-- start of Records to process --

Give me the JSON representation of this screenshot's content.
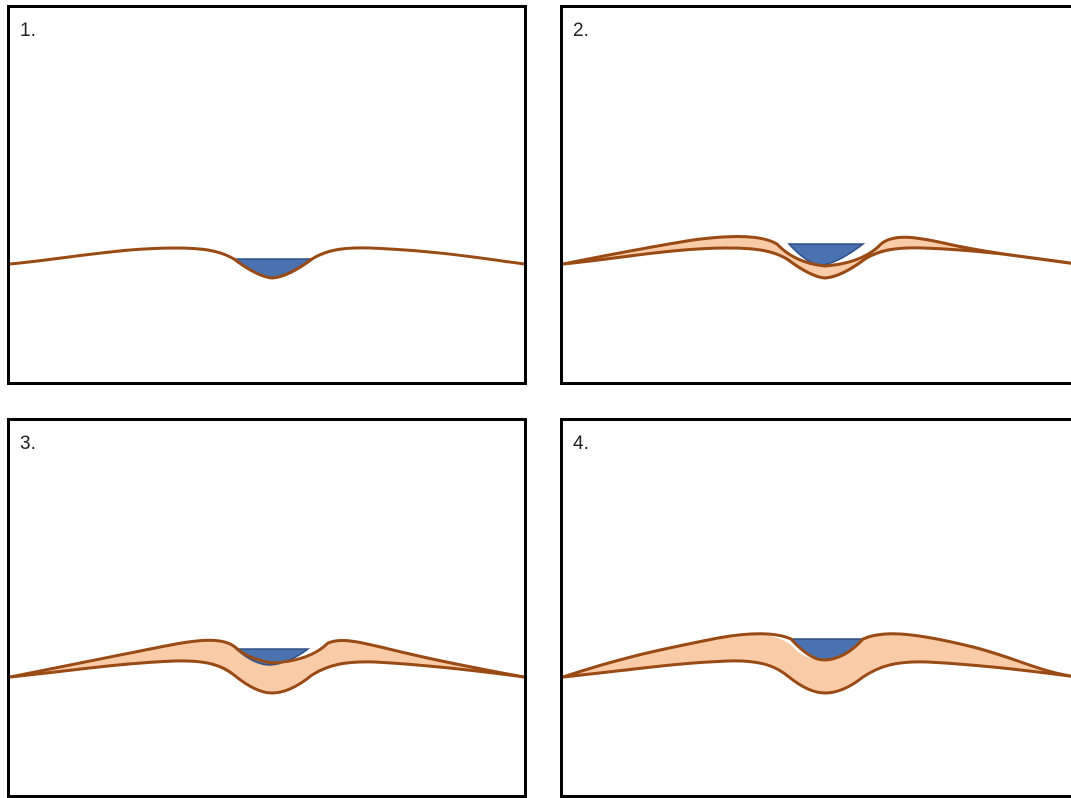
{
  "colors": {
    "ground_line": "#9a4a14",
    "water_fill": "#4a72b0",
    "water_stroke": "#2f4f86",
    "deposit_fill": "#f9cba6"
  },
  "panels": [
    {
      "label": "1."
    },
    {
      "label": "2."
    },
    {
      "label": "3."
    },
    {
      "label": "4."
    }
  ]
}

-- end of Records to process --

__Your objective__: Transcribe all of the entries word for word, but skip any pictures they contain.

__Finished task__:
Give me the JSON representation of this screenshot's content.
{
  "colors": {
    "ground_line": "#9a4a14",
    "water_fill": "#4a72b0",
    "water_stroke": "#2f4f86",
    "deposit_fill": "#f9cba6"
  },
  "panels": [
    {
      "label": "1."
    },
    {
      "label": "2."
    },
    {
      "label": "3."
    },
    {
      "label": "4."
    }
  ]
}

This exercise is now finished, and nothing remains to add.